_Short task_
Scan the material below for the string "describing", and copy every line where it shows up.

_Records for the task_
"""
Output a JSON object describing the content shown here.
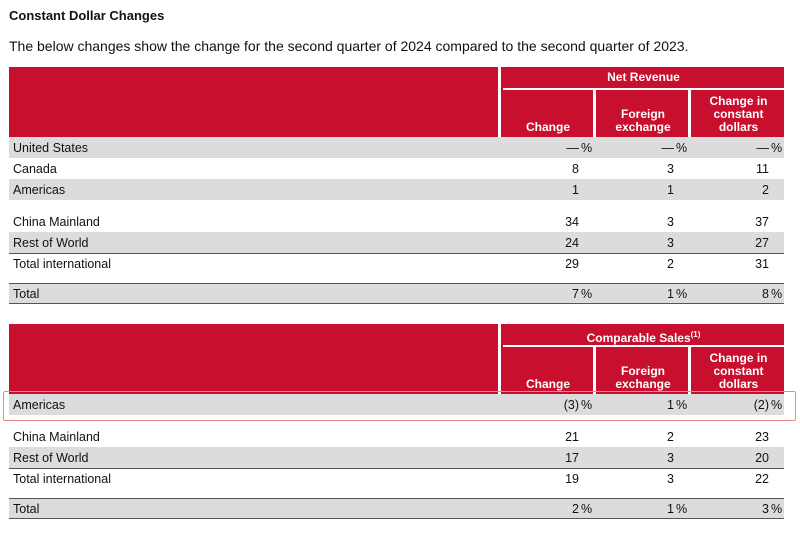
{
  "title": "Constant Dollar Changes",
  "description": "The below changes show the change for the second quarter of 2024 compared to the second quarter of 2023.",
  "columns": [
    "Change",
    "Foreign exchange",
    "Change in constant dollars"
  ],
  "net_revenue": {
    "group_label": "Net Revenue",
    "rows": [
      {
        "label": "United States",
        "values": [
          "—",
          "—",
          "—"
        ],
        "suffix": "%",
        "shade": "gray"
      },
      {
        "label": "Canada",
        "values": [
          "8",
          "3",
          "11"
        ],
        "suffix": "",
        "shade": "white"
      },
      {
        "label": "Americas",
        "values": [
          "1",
          "1",
          "2"
        ],
        "suffix": "",
        "shade": "gray"
      },
      {
        "label": "China Mainland",
        "values": [
          "34",
          "3",
          "37"
        ],
        "suffix": "",
        "shade": "white"
      },
      {
        "label": "Rest of World",
        "values": [
          "24",
          "3",
          "27"
        ],
        "suffix": "",
        "shade": "gray"
      },
      {
        "label": "Total international",
        "values": [
          "29",
          "2",
          "31"
        ],
        "suffix": "",
        "shade": "white"
      },
      {
        "label": "Total",
        "values": [
          "7",
          "1",
          "8"
        ],
        "suffix": "%",
        "shade": "gray"
      }
    ]
  },
  "comparable_sales": {
    "group_label": "Comparable Sales",
    "footnote": "(1)",
    "rows": [
      {
        "label": "Americas",
        "values": [
          "(3)",
          "1",
          "(2)"
        ],
        "suffixes": [
          "%",
          "%",
          "%"
        ],
        "shade": "gray",
        "highlighted": true
      },
      {
        "label": "China Mainland",
        "values": [
          "21",
          "2",
          "23"
        ],
        "suffix": "",
        "shade": "white"
      },
      {
        "label": "Rest of World",
        "values": [
          "17",
          "3",
          "20"
        ],
        "suffix": "",
        "shade": "gray"
      },
      {
        "label": "Total international",
        "values": [
          "19",
          "3",
          "22"
        ],
        "suffix": "",
        "shade": "white"
      },
      {
        "label": "Total",
        "values": [
          "2",
          "1",
          "3"
        ],
        "suffix": "%",
        "shade": "gray"
      }
    ]
  },
  "colors": {
    "header_red": "#c8102e",
    "row_gray": "#dcdcdc",
    "highlight_border": "#e88888"
  }
}
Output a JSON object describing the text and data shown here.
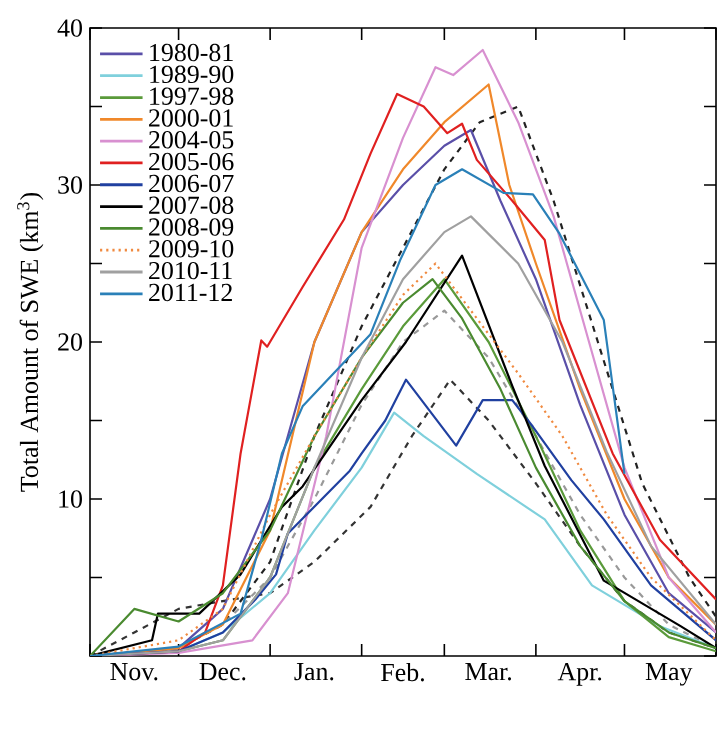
{
  "chart_data": {
    "type": "line",
    "ylabel": "Total Amount of SWE (km$^{3}$)",
    "xlim": [
      "2000-11-01",
      "2001-06-01"
    ],
    "ylim": [
      0,
      40
    ],
    "legend": "top left",
    "xticks": [
      {
        "value": "2000-11-01",
        "label": null
      },
      {
        "value": "2000-12-01",
        "label": null
      },
      {
        "value": "2001-01-01",
        "label": null
      },
      {
        "value": "2001-02-01",
        "label": null
      },
      {
        "value": "2001-03-01",
        "label": null
      },
      {
        "value": "2001-04-01",
        "label": null
      },
      {
        "value": "2001-05-01",
        "label": null
      },
      {
        "value": "2001-06-01",
        "label": null
      },
      {
        "value": "2000-11-16",
        "label": "Nov."
      },
      {
        "value": "2000-12-16",
        "label": "Dec."
      },
      {
        "value": "2001-01-16",
        "label": "Jan."
      },
      {
        "value": "2001-02-15",
        "label": "Feb."
      },
      {
        "value": "2001-03-16",
        "label": "Mar."
      },
      {
        "value": "2001-04-16",
        "label": "Apr."
      },
      {
        "value": "2001-05-16",
        "label": "May"
      }
    ],
    "yticks": [
      {
        "value": 0,
        "label": null
      },
      {
        "value": 5,
        "label": null
      },
      10,
      {
        "value": 15,
        "label": null
      },
      20,
      {
        "value": 25,
        "label": null
      },
      30,
      {
        "value": 35,
        "label": null
      },
      40
    ],
    "series": [
      {
        "name": "1980-81",
        "color": "#5a4fa8",
        "x": [
          "2000-11-01",
          "2000-12-01",
          "2000-12-16",
          "2001-01-01",
          "2001-01-16",
          "2001-02-01",
          "2001-02-15",
          "2001-03-01",
          "2001-03-10",
          "2001-03-20",
          "2001-04-01",
          "2001-04-16",
          "2001-05-01",
          "2001-05-16",
          "2001-06-01"
        ],
        "values": [
          0,
          0.5,
          3,
          10,
          20,
          27,
          30,
          32.5,
          33.5,
          29,
          24,
          16,
          9,
          4,
          1.5
        ]
      },
      {
        "name": "1989-90",
        "color": "#7fd0dc",
        "x": [
          "2000-11-01",
          "2000-12-01",
          "2000-12-16",
          "2001-01-01",
          "2001-01-16",
          "2001-02-01",
          "2001-02-12",
          "2001-02-22",
          "2001-03-12",
          "2001-04-04",
          "2001-04-20",
          "2001-05-13",
          "2001-06-01"
        ],
        "values": [
          0,
          0.3,
          1.5,
          4,
          8,
          12,
          15.5,
          14,
          11.6,
          8.7,
          4.5,
          1.9,
          0.5
        ]
      },
      {
        "name": "1997-98",
        "color": "#5a9a3a",
        "x": [
          "2000-11-01",
          "2000-12-01",
          "2000-12-16",
          "2001-01-01",
          "2001-01-16",
          "2001-02-01",
          "2001-02-15",
          "2001-03-01",
          "2001-03-16",
          "2001-04-01",
          "2001-04-16",
          "2001-05-01",
          "2001-05-16",
          "2001-06-01"
        ],
        "values": [
          0,
          0.3,
          1,
          5,
          12,
          17,
          21,
          24,
          20,
          14,
          8,
          3.5,
          1.2,
          0.3
        ]
      },
      {
        "name": "2000-01",
        "color": "#f0882a",
        "x": [
          "2000-11-01",
          "2000-12-01",
          "2000-12-16",
          "2001-01-01",
          "2001-01-16",
          "2001-02-01",
          "2001-02-15",
          "2001-03-01",
          "2001-03-16",
          "2001-03-23",
          "2001-04-01",
          "2001-04-16",
          "2001-05-01",
          "2001-05-16",
          "2001-06-01"
        ],
        "values": [
          0,
          0.5,
          2,
          8,
          20,
          27,
          31,
          34,
          36.4,
          30,
          25,
          17,
          10,
          5,
          2
        ]
      },
      {
        "name": "2004-05",
        "color": "#d890d0",
        "x": [
          "2000-11-01",
          "2000-12-01",
          "2000-12-26",
          "2001-01-07",
          "2001-01-20",
          "2001-02-01",
          "2001-02-15",
          "2001-02-26",
          "2001-03-04",
          "2001-03-14",
          "2001-03-26",
          "2001-04-07",
          "2001-04-19",
          "2001-05-01",
          "2001-05-16",
          "2001-06-01"
        ],
        "values": [
          0,
          0.2,
          1,
          4,
          14,
          26,
          33,
          37.5,
          37,
          38.6,
          34,
          28,
          20,
          12,
          5,
          1.5
        ]
      },
      {
        "name": "2005-06",
        "color": "#e02020",
        "x": [
          "2000-11-01",
          "2000-12-01",
          "2000-12-10",
          "2000-12-16",
          "2000-12-22",
          "2000-12-29",
          "2000-12-31",
          "2001-01-12",
          "2001-01-26",
          "2001-02-04",
          "2001-02-13",
          "2001-02-22",
          "2001-03-02",
          "2001-03-07",
          "2001-03-12",
          "2001-03-24",
          "2001-04-04",
          "2001-04-09",
          "2001-04-27",
          "2001-05-13",
          "2001-06-01"
        ],
        "values": [
          0,
          0.3,
          1.5,
          4.5,
          12.9,
          20.1,
          19.7,
          23.5,
          27.8,
          32,
          35.8,
          35,
          33.3,
          33.9,
          31.6,
          29,
          26.5,
          21.4,
          12.9,
          7.4,
          3.6
        ]
      },
      {
        "name": "2006-07",
        "color": "#2040a0",
        "x": [
          "2000-11-01",
          "2000-12-01",
          "2000-12-16",
          "2000-12-27",
          "2001-01-03",
          "2001-01-07",
          "2001-01-28",
          "2001-02-01",
          "2001-02-09",
          "2001-02-16",
          "2001-03-05",
          "2001-03-14",
          "2001-03-24",
          "2001-03-31",
          "2001-04-13",
          "2001-04-24",
          "2001-05-10",
          "2001-06-01"
        ],
        "values": [
          0,
          0.3,
          1.5,
          3.6,
          5.2,
          7.8,
          11.8,
          12.9,
          15,
          17.6,
          13.4,
          16.3,
          16.3,
          14.6,
          11.2,
          8.7,
          4.5,
          1
        ]
      },
      {
        "name": "2007-08",
        "color": "#000000",
        "x": [
          "2000-11-01",
          "2000-11-22",
          "2000-11-24",
          "2000-12-08",
          "2000-12-22",
          "2001-01-05",
          "2001-01-12",
          "2001-02-01",
          "2001-02-16",
          "2001-03-07",
          "2001-03-24",
          "2001-04-04",
          "2001-04-24",
          "2001-05-20",
          "2001-06-01"
        ],
        "values": [
          0,
          1,
          2.7,
          2.7,
          5.2,
          9.5,
          10.8,
          16.3,
          20,
          25.5,
          17.2,
          12.1,
          4.8,
          1.9,
          0.5
        ]
      },
      {
        "name": "2008-09",
        "color": "#4a8a30",
        "x": [
          "2000-11-01",
          "2000-11-16",
          "2000-12-01",
          "2000-12-16",
          "2001-01-01",
          "2001-01-16",
          "2001-02-01",
          "2001-02-15",
          "2001-02-25",
          "2001-03-07",
          "2001-03-20",
          "2001-04-01",
          "2001-04-16",
          "2001-05-01",
          "2001-05-16",
          "2001-06-01"
        ],
        "values": [
          0,
          3,
          2.2,
          4,
          8,
          14,
          19,
          22.5,
          24,
          21.5,
          17,
          12,
          7,
          3.5,
          1.5,
          0.5
        ]
      },
      {
        "name": "2009-10",
        "color": "#f08a40",
        "line_style": "dotted",
        "x": [
          "2000-11-01",
          "2000-12-01",
          "2000-12-16",
          "2001-01-01",
          "2001-01-16",
          "2001-02-01",
          "2001-02-15",
          "2001-02-26",
          "2001-03-10",
          "2001-03-26",
          "2001-04-10",
          "2001-04-25",
          "2001-05-10",
          "2001-06-01"
        ],
        "values": [
          0,
          1,
          3,
          9,
          14,
          19,
          23,
          25,
          22,
          18,
          14,
          9,
          5,
          1
        ]
      },
      {
        "name": "2010-11",
        "color": "#a0a0a0",
        "x": [
          "2000-11-01",
          "2000-12-01",
          "2000-12-16",
          "2001-01-01",
          "2001-01-16",
          "2001-02-01",
          "2001-02-15",
          "2001-03-01",
          "2001-03-10",
          "2001-03-26",
          "2001-04-10",
          "2001-04-25",
          "2001-05-10",
          "2001-06-01"
        ],
        "values": [
          0,
          0.3,
          1,
          5,
          12,
          19,
          24,
          27,
          28,
          25,
          20,
          13,
          7,
          2
        ]
      },
      {
        "name": "2011-12",
        "color": "#2a80b8",
        "x": [
          "2000-11-01",
          "2000-12-01",
          "2000-12-22",
          "2000-12-29",
          "2001-01-05",
          "2001-01-12",
          "2001-02-04",
          "2001-02-14",
          "2001-02-26",
          "2001-03-07",
          "2001-03-21",
          "2001-03-31",
          "2001-04-09",
          "2001-04-24",
          "2001-05-01"
        ],
        "values": [
          0,
          0.6,
          2.7,
          7.4,
          12.9,
          15.9,
          20.5,
          25.2,
          30,
          31,
          29.5,
          29.4,
          26.9,
          21.4,
          11.6
        ]
      },
      {
        "color": "#222222",
        "line_style": "dashed",
        "x": [
          "2000-11-01",
          "2000-12-01",
          "2000-12-16",
          "2001-01-01",
          "2001-01-16",
          "2001-02-01",
          "2001-02-15",
          "2001-03-01",
          "2001-03-13",
          "2001-03-26",
          "2001-04-07",
          "2001-04-22",
          "2001-05-07",
          "2001-05-23",
          "2001-06-01"
        ],
        "values": [
          0,
          0.5,
          2,
          6,
          14,
          21,
          26,
          31,
          34,
          35,
          29,
          20,
          11,
          5,
          2.5
        ]
      },
      {
        "color": "#333333",
        "line_style": "dashed",
        "x": [
          "2000-11-01",
          "2000-11-16",
          "2000-12-01",
          "2000-12-16",
          "2001-01-01",
          "2001-01-16",
          "2001-02-04",
          "2001-02-18",
          "2001-03-03",
          "2001-03-16",
          "2001-04-01",
          "2001-04-16",
          "2001-05-01",
          "2001-05-16",
          "2001-06-01"
        ],
        "values": [
          0,
          1.5,
          3,
          3.5,
          4,
          6,
          9.5,
          14,
          17.6,
          15,
          11,
          7,
          3.5,
          1.5,
          0.5
        ]
      },
      {
        "color": "#999999",
        "line_style": "dashed",
        "x": [
          "2000-11-01",
          "2000-12-01",
          "2000-12-16",
          "2001-01-01",
          "2001-01-16",
          "2001-02-01",
          "2001-02-15",
          "2001-03-01",
          "2001-03-16",
          "2001-04-01",
          "2001-04-16",
          "2001-05-01",
          "2001-05-16",
          "2001-06-01"
        ],
        "values": [
          0,
          0.5,
          2,
          5,
          10,
          16,
          20,
          22,
          19,
          14,
          9,
          5,
          2,
          0.5
        ]
      }
    ]
  }
}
"""
_Final answer_
Output a JSON object describing the content shown here.
Output a JSON object describing the text and data shown here.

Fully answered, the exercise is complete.